## Your objective
Show all lines that include the string "Summary"; copy each one.

Figure record listings
==========

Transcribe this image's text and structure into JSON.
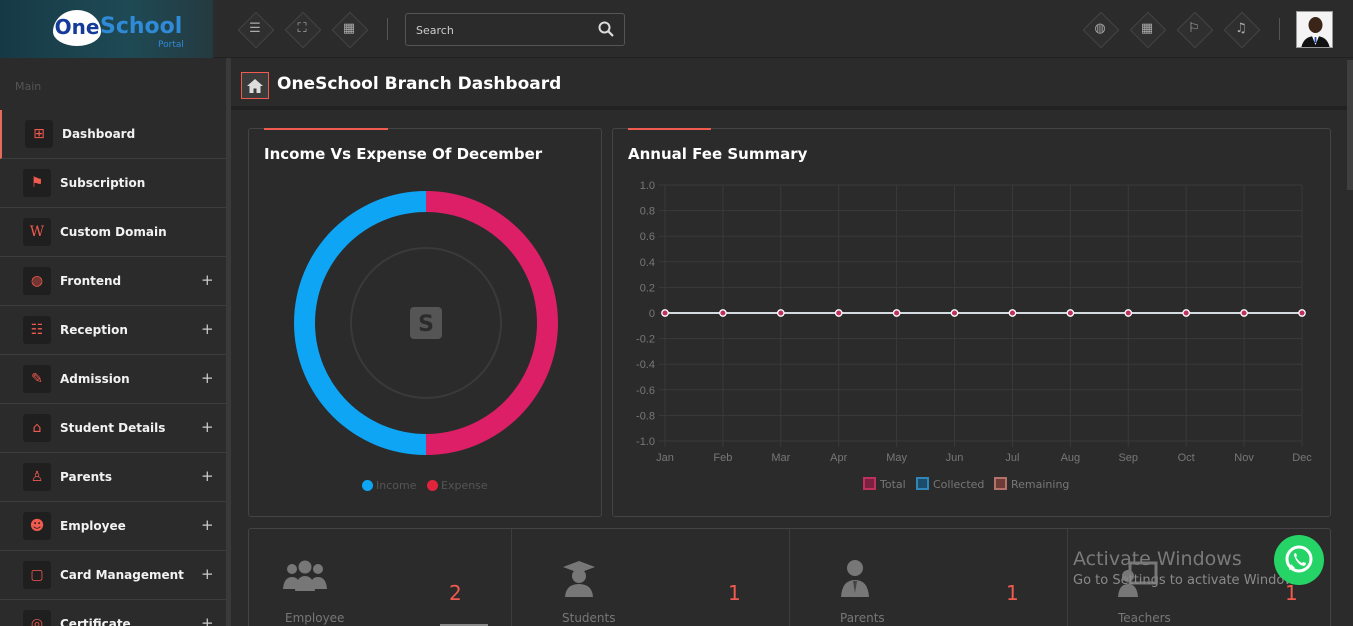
{
  "brand": {
    "one": "One",
    "school": "School",
    "portal": "Portal"
  },
  "topbar": {
    "search_placeholder": "Search",
    "left_icons": [
      "menu-icon",
      "fullscreen-icon",
      "grid-icon"
    ],
    "right_icons": [
      "globe-icon",
      "calendar-icon",
      "flag-icon",
      "bell-icon"
    ]
  },
  "sidebar": {
    "section": "Main",
    "items": [
      {
        "label": "Dashboard",
        "icon": "dashboard-icon",
        "glyph": "⊞",
        "expandable": false,
        "active": true
      },
      {
        "label": "Subscription",
        "icon": "signpost-icon",
        "glyph": "⚑",
        "expandable": false
      },
      {
        "label": "Custom Domain",
        "icon": "wordpress-icon",
        "glyph": "W",
        "expandable": false
      },
      {
        "label": "Frontend",
        "icon": "globe-icon",
        "glyph": "◍",
        "expandable": true
      },
      {
        "label": "Reception",
        "icon": "users-icon",
        "glyph": "☷",
        "expandable": true
      },
      {
        "label": "Admission",
        "icon": "edit-icon",
        "glyph": "✎",
        "expandable": true
      },
      {
        "label": "Student Details",
        "icon": "graduation-cap-icon",
        "glyph": "⌂",
        "expandable": true
      },
      {
        "label": "Parents",
        "icon": "user-icon",
        "glyph": "♙",
        "expandable": true
      },
      {
        "label": "Employee",
        "icon": "group-icon",
        "glyph": "☻",
        "expandable": true
      },
      {
        "label": "Card Management",
        "icon": "clipboard-icon",
        "glyph": "▢",
        "expandable": true
      },
      {
        "label": "Certificate",
        "icon": "certificate-icon",
        "glyph": "◎",
        "expandable": true
      }
    ],
    "expand_symbol": "+"
  },
  "page": {
    "title": "OneSchool Branch Dashboard"
  },
  "income_panel": {
    "title": "Income Vs Expense Of December",
    "legend": [
      {
        "label": "Income",
        "color": "#0ea5f5"
      },
      {
        "label": "Expense",
        "color": "#e0243c"
      }
    ],
    "center_icon": "S"
  },
  "fee_panel": {
    "title": "Annual Fee Summary",
    "legend": [
      {
        "label": "Total",
        "color": "#c0305c"
      },
      {
        "label": "Collected",
        "color": "#2f86b8"
      },
      {
        "label": "Remaining",
        "color": "#b5726a"
      }
    ]
  },
  "chart_data": [
    {
      "type": "pie",
      "title": "Income Vs Expense Of December",
      "categories": [
        "Income",
        "Expense"
      ],
      "values": [
        50,
        50
      ],
      "colors": [
        "#0ea5f5",
        "#dc1f66"
      ]
    },
    {
      "type": "line",
      "title": "Annual Fee Summary",
      "categories": [
        "Jan",
        "Feb",
        "Mar",
        "Apr",
        "May",
        "Jun",
        "Jul",
        "Aug",
        "Sep",
        "Oct",
        "Nov",
        "Dec"
      ],
      "yticks": [
        "1.0",
        "0.8",
        "0.6",
        "0.4",
        "0.2",
        "0",
        "-0.2",
        "-0.4",
        "-0.6",
        "-0.8",
        "-1.0"
      ],
      "ylim": [
        -1,
        1
      ],
      "series": [
        {
          "name": "Total",
          "values": [
            0,
            0,
            0,
            0,
            0,
            0,
            0,
            0,
            0,
            0,
            0,
            0
          ]
        },
        {
          "name": "Collected",
          "values": [
            0,
            0,
            0,
            0,
            0,
            0,
            0,
            0,
            0,
            0,
            0,
            0
          ]
        },
        {
          "name": "Remaining",
          "values": [
            0,
            0,
            0,
            0,
            0,
            0,
            0,
            0,
            0,
            0,
            0,
            0
          ]
        }
      ],
      "grid": true,
      "legend": "bottom"
    }
  ],
  "stats": [
    {
      "label": "Employee",
      "value": "2",
      "icon": "employees-icon"
    },
    {
      "label": "Students",
      "value": "1",
      "icon": "student-icon"
    },
    {
      "label": "Parents",
      "value": "1",
      "icon": "parent-icon"
    },
    {
      "label": "Teachers",
      "value": "1",
      "icon": "teacher-icon"
    }
  ],
  "watermark": {
    "line1": "Activate Windows",
    "line2": "Go to Settings to activate Windows."
  }
}
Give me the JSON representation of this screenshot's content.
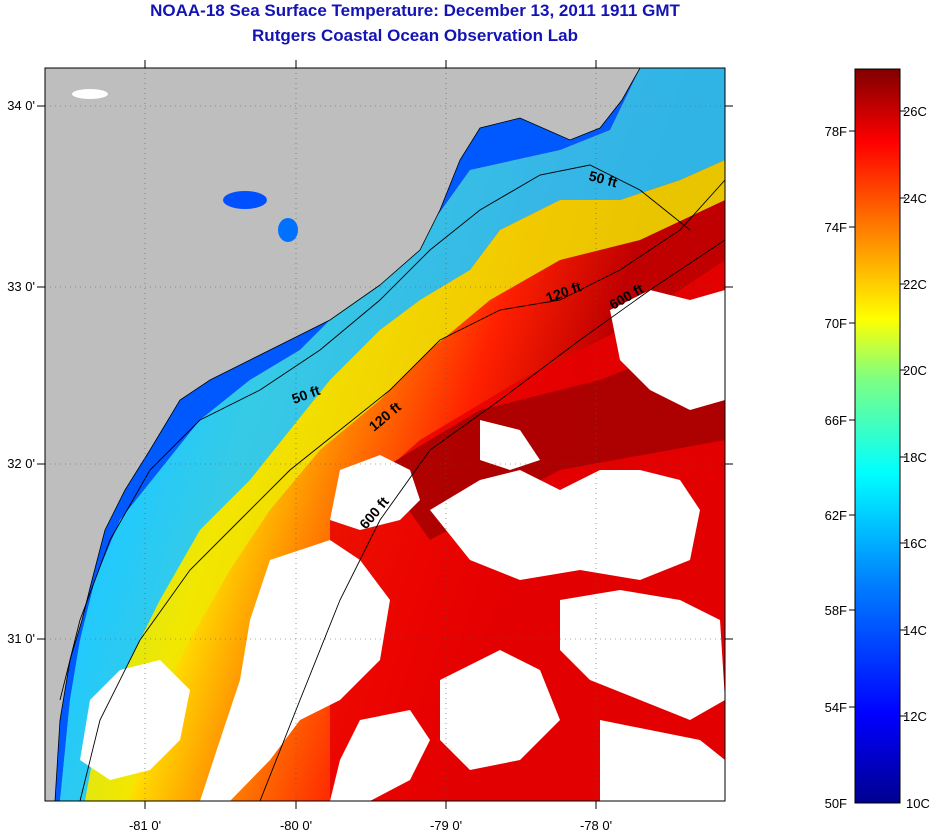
{
  "title": "NOAA-18 Sea Surface Temperature:  December 13, 2011 1911 GMT",
  "subtitle": "Rutgers Coastal Ocean Observation Lab",
  "map": {
    "lon_ticks": [
      "-81 0'",
      "-80 0'",
      "-79 0'",
      "-78 0'"
    ],
    "lat_ticks": [
      "34 0'",
      "33 0'",
      "32 0'",
      "31 0'"
    ],
    "contour_labels": [
      "50 ft",
      "120 ft",
      "600 ft",
      "50 ft",
      "120 ft",
      "600 ft"
    ],
    "land_color": "#bebebe",
    "cloud_color": "#ffffff"
  },
  "colorbar": {
    "fahrenheit_labels": [
      "78F",
      "74F",
      "70F",
      "66F",
      "62F",
      "58F",
      "54F",
      "50F"
    ],
    "celsius_labels": [
      "26C",
      "24C",
      "22C",
      "20C",
      "18C",
      "16C",
      "14C",
      "12C",
      "10C"
    ],
    "colors": [
      "#00008f",
      "#0000ff",
      "#0080ff",
      "#00ffff",
      "#80ff80",
      "#ffff00",
      "#ff8000",
      "#ff0000",
      "#800000"
    ]
  }
}
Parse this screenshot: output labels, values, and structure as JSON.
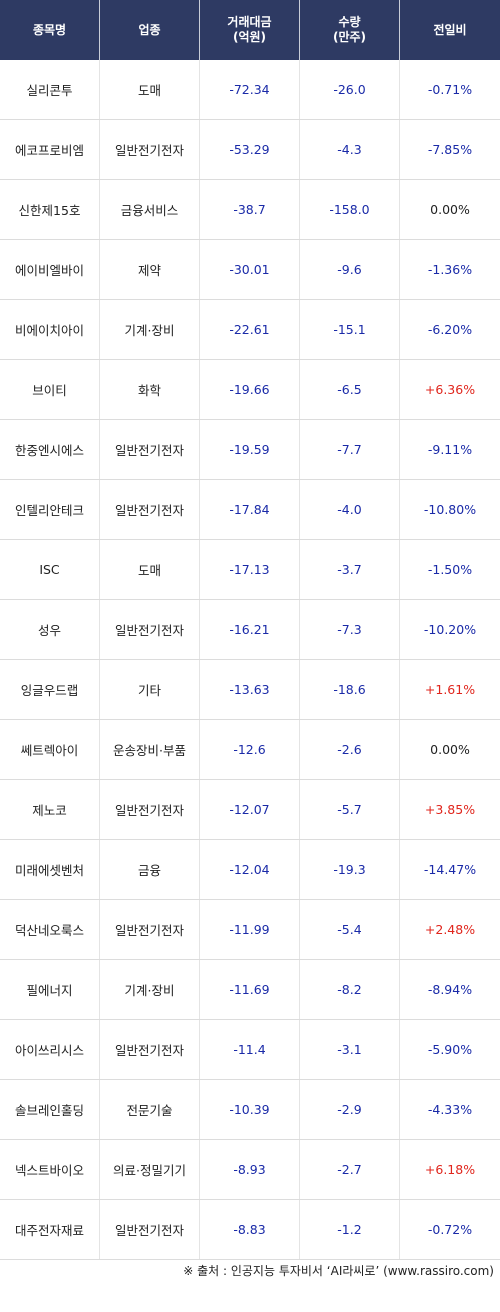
{
  "header": {
    "col1": "종목명",
    "col2": "업종",
    "col3_line1": "거래대금",
    "col3_line2": "(억원)",
    "col4_line1": "수량",
    "col4_line2": "(만주)",
    "col5": "전일비"
  },
  "rows": [
    {
      "name": "실리콘투",
      "sector": "도매",
      "amount": "-72.34",
      "volume": "-26.0",
      "change": "-0.71%",
      "dir": "neg"
    },
    {
      "name": "에코프로비엠",
      "sector": "일반전기전자",
      "amount": "-53.29",
      "volume": "-4.3",
      "change": "-7.85%",
      "dir": "neg"
    },
    {
      "name": "신한제15호",
      "sector": "금융서비스",
      "amount": "-38.7",
      "volume": "-158.0",
      "change": "0.00%",
      "dir": "zero"
    },
    {
      "name": "에이비엘바이",
      "sector": "제약",
      "amount": "-30.01",
      "volume": "-9.6",
      "change": "-1.36%",
      "dir": "neg"
    },
    {
      "name": "비에이치아이",
      "sector": "기계·장비",
      "amount": "-22.61",
      "volume": "-15.1",
      "change": "-6.20%",
      "dir": "neg"
    },
    {
      "name": "브이티",
      "sector": "화학",
      "amount": "-19.66",
      "volume": "-6.5",
      "change": "+6.36%",
      "dir": "pos"
    },
    {
      "name": "한중엔시에스",
      "sector": "일반전기전자",
      "amount": "-19.59",
      "volume": "-7.7",
      "change": "-9.11%",
      "dir": "neg"
    },
    {
      "name": "인텔리안테크",
      "sector": "일반전기전자",
      "amount": "-17.84",
      "volume": "-4.0",
      "change": "-10.80%",
      "dir": "neg"
    },
    {
      "name": "ISC",
      "sector": "도매",
      "amount": "-17.13",
      "volume": "-3.7",
      "change": "-1.50%",
      "dir": "neg"
    },
    {
      "name": "성우",
      "sector": "일반전기전자",
      "amount": "-16.21",
      "volume": "-7.3",
      "change": "-10.20%",
      "dir": "neg"
    },
    {
      "name": "잉글우드랩",
      "sector": "기타",
      "amount": "-13.63",
      "volume": "-18.6",
      "change": "+1.61%",
      "dir": "pos"
    },
    {
      "name": "쎄트렉아이",
      "sector": "운송장비·부품",
      "amount": "-12.6",
      "volume": "-2.6",
      "change": "0.00%",
      "dir": "zero"
    },
    {
      "name": "제노코",
      "sector": "일반전기전자",
      "amount": "-12.07",
      "volume": "-5.7",
      "change": "+3.85%",
      "dir": "pos"
    },
    {
      "name": "미래에셋벤처",
      "sector": "금융",
      "amount": "-12.04",
      "volume": "-19.3",
      "change": "-14.47%",
      "dir": "neg"
    },
    {
      "name": "덕산네오룩스",
      "sector": "일반전기전자",
      "amount": "-11.99",
      "volume": "-5.4",
      "change": "+2.48%",
      "dir": "pos"
    },
    {
      "name": "필에너지",
      "sector": "기계·장비",
      "amount": "-11.69",
      "volume": "-8.2",
      "change": "-8.94%",
      "dir": "neg"
    },
    {
      "name": "아이쓰리시스",
      "sector": "일반전기전자",
      "amount": "-11.4",
      "volume": "-3.1",
      "change": "-5.90%",
      "dir": "neg"
    },
    {
      "name": "솔브레인홀딩",
      "sector": "전문기술",
      "amount": "-10.39",
      "volume": "-2.9",
      "change": "-4.33%",
      "dir": "neg"
    },
    {
      "name": "넥스트바이오",
      "sector": "의료·정밀기기",
      "amount": "-8.93",
      "volume": "-2.7",
      "change": "+6.18%",
      "dir": "pos"
    },
    {
      "name": "대주전자재료",
      "sector": "일반전기전자",
      "amount": "-8.83",
      "volume": "-1.2",
      "change": "-0.72%",
      "dir": "neg"
    }
  ],
  "source": "※ 출처 : 인공지능 투자비서 ‘AI라씨로’ (www.rassiro.com)",
  "colors": {
    "header_bg": "#2e3a63",
    "positive": "#e0261d",
    "negative": "#1a2aa8"
  }
}
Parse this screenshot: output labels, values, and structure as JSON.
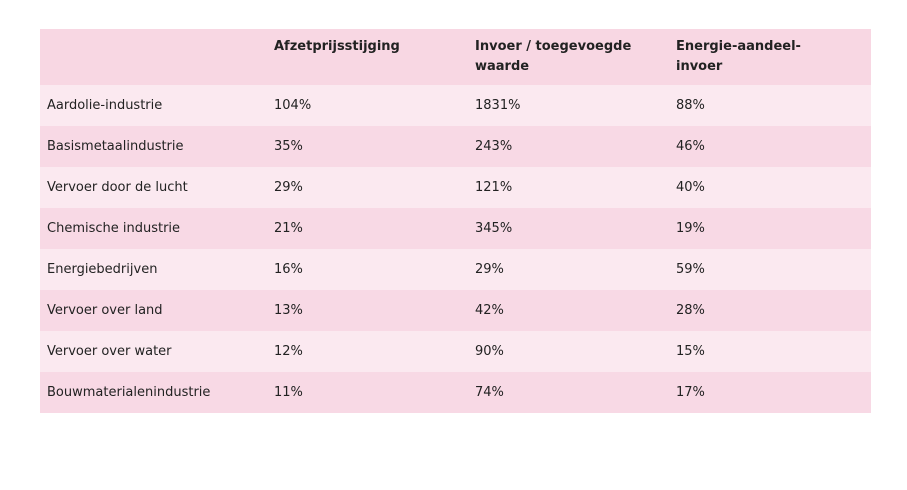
{
  "table": {
    "headers": [
      "Afzetprijsstijging",
      "Invoer / toegevoegde waarde",
      "Energie-aandeel-invoer"
    ],
    "rows": [
      [
        "Aardolie-industrie",
        "104%",
        "1831%",
        "88%"
      ],
      [
        "Basismetaalindustrie",
        "35%",
        "243%",
        "46%"
      ],
      [
        "Vervoer door de lucht",
        "29%",
        "121%",
        "40%"
      ],
      [
        "Chemische industrie",
        "21%",
        "345%",
        "19%"
      ],
      [
        "Energiebedrijven",
        "16%",
        "29%",
        "59%"
      ],
      [
        "Vervoer over land",
        "13%",
        "42%",
        "28%"
      ],
      [
        "Vervoer over water",
        "12%",
        "90%",
        "15%"
      ],
      [
        "Bouwmaterialenindustrie",
        "11%",
        "74%",
        "17%"
      ]
    ]
  }
}
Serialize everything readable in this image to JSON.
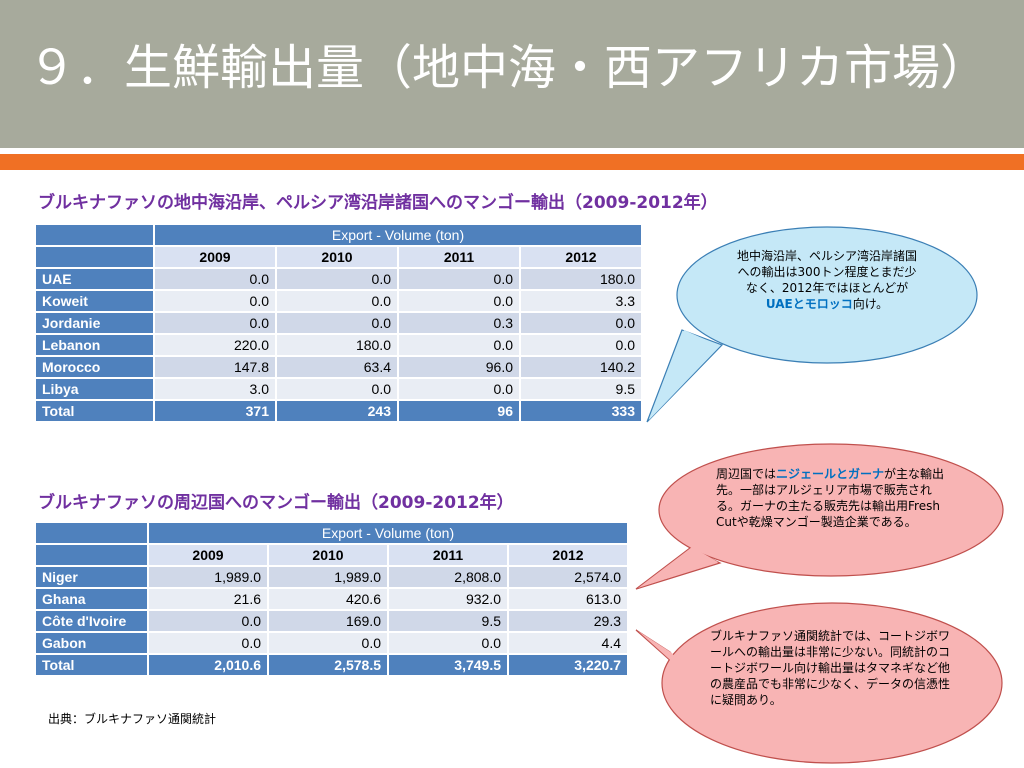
{
  "title": "９．生鮮輸出量（地中海・西アフリカ市場）",
  "section1": {
    "title": "ブルキナファソの地中海沿岸、ペルシア湾沿岸諸国へのマンゴー輸出（2009-2012年）",
    "header": "Export - Volume (ton)",
    "years": [
      "2009",
      "2010",
      "2011",
      "2012"
    ],
    "rows": [
      {
        "name": "UAE",
        "values": [
          "0.0",
          "0.0",
          "0.0",
          "180.0"
        ]
      },
      {
        "name": "Koweit",
        "values": [
          "0.0",
          "0.0",
          "0.0",
          "3.3"
        ]
      },
      {
        "name": "Jordanie",
        "values": [
          "0.0",
          "0.0",
          "0.3",
          "0.0"
        ]
      },
      {
        "name": "Lebanon",
        "values": [
          "220.0",
          "180.0",
          "0.0",
          "0.0"
        ]
      },
      {
        "name": "Morocco",
        "values": [
          "147.8",
          "63.4",
          "96.0",
          "140.2"
        ]
      },
      {
        "name": "Libya",
        "values": [
          "3.0",
          "0.0",
          "0.0",
          "9.5"
        ]
      }
    ],
    "total": {
      "name": "Total",
      "values": [
        "371",
        "243",
        "96",
        "333"
      ]
    }
  },
  "section2": {
    "title": "ブルキナファソの周辺国へのマンゴー輸出（2009-2012年）",
    "header": "Export - Volume (ton)",
    "years": [
      "2009",
      "2010",
      "2011",
      "2012"
    ],
    "rows": [
      {
        "name": "Niger",
        "values": [
          "1,989.0",
          "1,989.0",
          "2,808.0",
          "2,574.0"
        ]
      },
      {
        "name": "Ghana",
        "values": [
          "21.6",
          "420.6",
          "932.0",
          "613.0"
        ]
      },
      {
        "name": "Côte d'Ivoire",
        "values": [
          "0.0",
          "169.0",
          "9.5",
          "29.3"
        ]
      },
      {
        "name": "Gabon",
        "values": [
          "0.0",
          "0.0",
          "0.0",
          "4.4"
        ]
      }
    ],
    "total": {
      "name": "Total",
      "values": [
        "2,010.6",
        "2,578.5",
        "3,749.5",
        "3,220.7"
      ]
    }
  },
  "bubble1": {
    "pre": "地中海沿岸、ペルシア湾沿岸諸国への輸出は300トン程度とまだ少なく、2012年ではほとんどが",
    "hl": "UAEとモロッコ",
    "post": "向け。"
  },
  "bubble2": {
    "pre": "周辺国では",
    "hl": "ニジェールとガーナ",
    "post": "が主な輸出先。一部はアルジェリア市場で販売される。ガーナの主たる販売先は輸出用Fresh Cutや乾燥マンゴー製造企業である。"
  },
  "bubble3": {
    "text": "ブルキナファソ通関統計では、コートジボワールへの輸出量は非常に少ない。同統計のコートジボワール向け輸出量はタマネギなど他の農産品でも非常に少なく、データの信憑性に疑問あり。"
  },
  "source": "出典：ブルキナファソ通関統計",
  "colors": {
    "title_bar": "#a7aa9c",
    "accent_stripe": "#f07024",
    "section_title": "#7030a0",
    "table_header": "#4f81bd",
    "bubble_blue": "#c5e8f7",
    "bubble_red": "#f8b4b4",
    "highlight": "#0070c0"
  }
}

==========

## Result
    "title": "Annual Fee Summary",
      "title": "Annual Fee Summary",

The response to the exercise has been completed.